[start of PROVIDED DATA]
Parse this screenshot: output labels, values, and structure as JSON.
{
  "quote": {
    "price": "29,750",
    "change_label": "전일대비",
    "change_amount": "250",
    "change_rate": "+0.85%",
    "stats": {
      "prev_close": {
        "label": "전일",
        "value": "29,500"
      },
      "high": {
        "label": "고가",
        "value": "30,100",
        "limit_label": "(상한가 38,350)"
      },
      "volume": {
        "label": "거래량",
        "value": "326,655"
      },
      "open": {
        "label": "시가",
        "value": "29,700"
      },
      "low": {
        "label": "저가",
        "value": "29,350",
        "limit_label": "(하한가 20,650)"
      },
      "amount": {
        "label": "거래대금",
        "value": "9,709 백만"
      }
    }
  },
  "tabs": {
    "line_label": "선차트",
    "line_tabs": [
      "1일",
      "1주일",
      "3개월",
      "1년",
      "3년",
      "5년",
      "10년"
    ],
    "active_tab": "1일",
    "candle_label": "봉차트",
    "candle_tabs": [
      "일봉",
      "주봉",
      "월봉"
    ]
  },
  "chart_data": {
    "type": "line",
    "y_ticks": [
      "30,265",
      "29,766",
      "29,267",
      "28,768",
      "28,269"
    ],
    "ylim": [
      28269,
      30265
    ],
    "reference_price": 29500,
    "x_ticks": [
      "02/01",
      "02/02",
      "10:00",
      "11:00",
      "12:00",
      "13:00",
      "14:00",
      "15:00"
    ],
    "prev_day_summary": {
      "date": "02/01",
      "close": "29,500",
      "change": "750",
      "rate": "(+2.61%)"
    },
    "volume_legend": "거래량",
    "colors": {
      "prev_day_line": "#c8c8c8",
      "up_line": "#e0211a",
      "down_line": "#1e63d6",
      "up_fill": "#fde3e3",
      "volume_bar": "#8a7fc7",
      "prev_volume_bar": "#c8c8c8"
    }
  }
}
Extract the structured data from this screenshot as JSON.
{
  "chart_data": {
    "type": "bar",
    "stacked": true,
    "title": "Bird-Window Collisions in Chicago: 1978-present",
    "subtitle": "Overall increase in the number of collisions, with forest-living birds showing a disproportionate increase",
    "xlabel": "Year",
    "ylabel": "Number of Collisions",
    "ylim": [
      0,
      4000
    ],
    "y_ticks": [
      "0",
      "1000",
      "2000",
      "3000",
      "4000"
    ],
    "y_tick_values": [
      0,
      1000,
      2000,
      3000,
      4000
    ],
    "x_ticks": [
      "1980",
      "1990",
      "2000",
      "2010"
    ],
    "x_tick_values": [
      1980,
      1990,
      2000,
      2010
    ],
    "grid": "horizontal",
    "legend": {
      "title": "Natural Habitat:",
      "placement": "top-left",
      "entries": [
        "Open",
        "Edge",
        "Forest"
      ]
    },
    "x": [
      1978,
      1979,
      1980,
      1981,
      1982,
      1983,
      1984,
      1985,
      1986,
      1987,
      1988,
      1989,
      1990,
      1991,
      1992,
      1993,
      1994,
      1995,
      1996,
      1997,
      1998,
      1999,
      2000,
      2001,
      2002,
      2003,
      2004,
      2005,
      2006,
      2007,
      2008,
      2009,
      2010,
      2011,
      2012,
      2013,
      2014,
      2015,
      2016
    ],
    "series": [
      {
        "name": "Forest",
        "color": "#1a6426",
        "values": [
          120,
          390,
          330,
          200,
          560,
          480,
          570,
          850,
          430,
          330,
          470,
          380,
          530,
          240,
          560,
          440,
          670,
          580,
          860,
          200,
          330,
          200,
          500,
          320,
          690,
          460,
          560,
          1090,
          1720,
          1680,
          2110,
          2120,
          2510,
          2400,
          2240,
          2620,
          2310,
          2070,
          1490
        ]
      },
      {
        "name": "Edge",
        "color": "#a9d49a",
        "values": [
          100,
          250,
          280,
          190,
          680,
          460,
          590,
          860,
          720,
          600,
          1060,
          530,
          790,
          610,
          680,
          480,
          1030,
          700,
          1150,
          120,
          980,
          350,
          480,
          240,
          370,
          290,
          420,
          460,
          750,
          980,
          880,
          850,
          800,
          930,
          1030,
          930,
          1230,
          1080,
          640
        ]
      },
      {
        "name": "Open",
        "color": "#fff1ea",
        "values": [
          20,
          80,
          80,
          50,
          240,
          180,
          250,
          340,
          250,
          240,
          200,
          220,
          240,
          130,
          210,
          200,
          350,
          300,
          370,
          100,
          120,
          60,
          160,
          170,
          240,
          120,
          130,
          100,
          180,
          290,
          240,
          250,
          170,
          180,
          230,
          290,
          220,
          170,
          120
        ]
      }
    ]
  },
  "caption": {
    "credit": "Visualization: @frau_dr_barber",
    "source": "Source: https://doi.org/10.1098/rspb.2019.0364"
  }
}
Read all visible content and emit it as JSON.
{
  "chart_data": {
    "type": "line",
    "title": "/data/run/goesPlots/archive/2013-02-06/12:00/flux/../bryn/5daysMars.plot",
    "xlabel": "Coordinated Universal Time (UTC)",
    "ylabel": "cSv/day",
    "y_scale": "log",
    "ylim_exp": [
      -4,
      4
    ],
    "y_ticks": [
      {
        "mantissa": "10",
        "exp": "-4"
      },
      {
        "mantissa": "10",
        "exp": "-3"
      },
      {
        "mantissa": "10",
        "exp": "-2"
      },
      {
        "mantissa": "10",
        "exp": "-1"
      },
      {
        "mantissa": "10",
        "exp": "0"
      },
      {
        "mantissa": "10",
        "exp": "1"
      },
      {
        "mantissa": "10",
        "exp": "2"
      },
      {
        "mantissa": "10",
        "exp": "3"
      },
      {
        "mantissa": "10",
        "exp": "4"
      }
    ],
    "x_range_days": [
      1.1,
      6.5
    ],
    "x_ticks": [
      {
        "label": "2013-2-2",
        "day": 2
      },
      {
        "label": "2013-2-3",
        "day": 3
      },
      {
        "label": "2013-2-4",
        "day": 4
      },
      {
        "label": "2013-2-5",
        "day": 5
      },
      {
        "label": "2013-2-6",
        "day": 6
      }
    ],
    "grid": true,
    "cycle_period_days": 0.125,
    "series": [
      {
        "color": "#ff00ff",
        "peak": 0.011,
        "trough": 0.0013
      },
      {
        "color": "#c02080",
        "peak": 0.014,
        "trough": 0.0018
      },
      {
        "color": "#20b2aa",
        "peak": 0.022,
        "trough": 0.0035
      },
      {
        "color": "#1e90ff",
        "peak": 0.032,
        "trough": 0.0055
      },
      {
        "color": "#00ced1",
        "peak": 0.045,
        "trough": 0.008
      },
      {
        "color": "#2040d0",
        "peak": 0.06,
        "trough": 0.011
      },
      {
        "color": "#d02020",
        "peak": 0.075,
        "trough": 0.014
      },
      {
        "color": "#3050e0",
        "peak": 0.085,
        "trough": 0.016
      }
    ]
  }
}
[end of PROVIDED DATA]
*STATED GOAL*. Report all lines of the material that contain the word "trough".

*EXERCISE OUTPUT*.
        "trough": 0.0013
        "trough": 0.0018
        "trough": 0.0035
        "trough": 0.0055
        "trough": 0.008
        "trough": 0.011
        "trough": 0.014
        "trough": 0.016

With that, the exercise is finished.